■ **The exercise**
What is the number of lines containing the string "appointment"? Answer with the number only.

[Stored entries]
☆ ☆ ☆ ☆ ☆ ☆ ☆
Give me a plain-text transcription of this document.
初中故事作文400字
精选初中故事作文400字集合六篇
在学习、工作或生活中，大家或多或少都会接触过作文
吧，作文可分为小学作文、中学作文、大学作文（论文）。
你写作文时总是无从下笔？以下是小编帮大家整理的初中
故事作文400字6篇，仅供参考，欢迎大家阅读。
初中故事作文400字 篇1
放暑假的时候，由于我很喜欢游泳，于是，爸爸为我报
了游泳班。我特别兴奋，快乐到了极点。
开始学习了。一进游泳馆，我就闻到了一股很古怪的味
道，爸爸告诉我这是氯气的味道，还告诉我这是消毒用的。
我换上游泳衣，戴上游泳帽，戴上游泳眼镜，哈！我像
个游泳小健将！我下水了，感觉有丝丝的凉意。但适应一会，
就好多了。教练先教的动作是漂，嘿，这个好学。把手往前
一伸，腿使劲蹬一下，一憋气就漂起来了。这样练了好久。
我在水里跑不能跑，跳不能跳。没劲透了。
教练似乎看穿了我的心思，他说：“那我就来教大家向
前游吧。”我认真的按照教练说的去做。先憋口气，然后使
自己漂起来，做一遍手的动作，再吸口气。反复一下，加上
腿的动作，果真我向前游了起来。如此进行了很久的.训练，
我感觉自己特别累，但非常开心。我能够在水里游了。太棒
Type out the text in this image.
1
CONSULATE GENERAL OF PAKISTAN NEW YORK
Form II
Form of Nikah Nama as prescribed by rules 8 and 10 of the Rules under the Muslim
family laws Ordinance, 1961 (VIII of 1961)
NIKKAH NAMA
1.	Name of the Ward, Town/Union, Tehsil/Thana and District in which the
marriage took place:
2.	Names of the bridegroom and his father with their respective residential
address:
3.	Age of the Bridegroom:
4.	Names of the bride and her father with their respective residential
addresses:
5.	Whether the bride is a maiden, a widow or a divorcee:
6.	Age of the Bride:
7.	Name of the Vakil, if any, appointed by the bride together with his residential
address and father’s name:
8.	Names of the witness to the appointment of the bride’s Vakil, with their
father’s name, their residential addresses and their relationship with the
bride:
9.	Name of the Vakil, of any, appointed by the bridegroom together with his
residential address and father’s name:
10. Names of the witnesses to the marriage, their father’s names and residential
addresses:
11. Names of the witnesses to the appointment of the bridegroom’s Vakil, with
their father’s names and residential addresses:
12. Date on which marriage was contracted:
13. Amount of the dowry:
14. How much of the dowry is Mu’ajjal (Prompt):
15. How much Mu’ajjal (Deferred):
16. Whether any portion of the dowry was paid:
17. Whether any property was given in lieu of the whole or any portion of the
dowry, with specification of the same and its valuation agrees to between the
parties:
☆ ☆ ☆ ☆ ☆ ☆ ☆
■ **Result**
2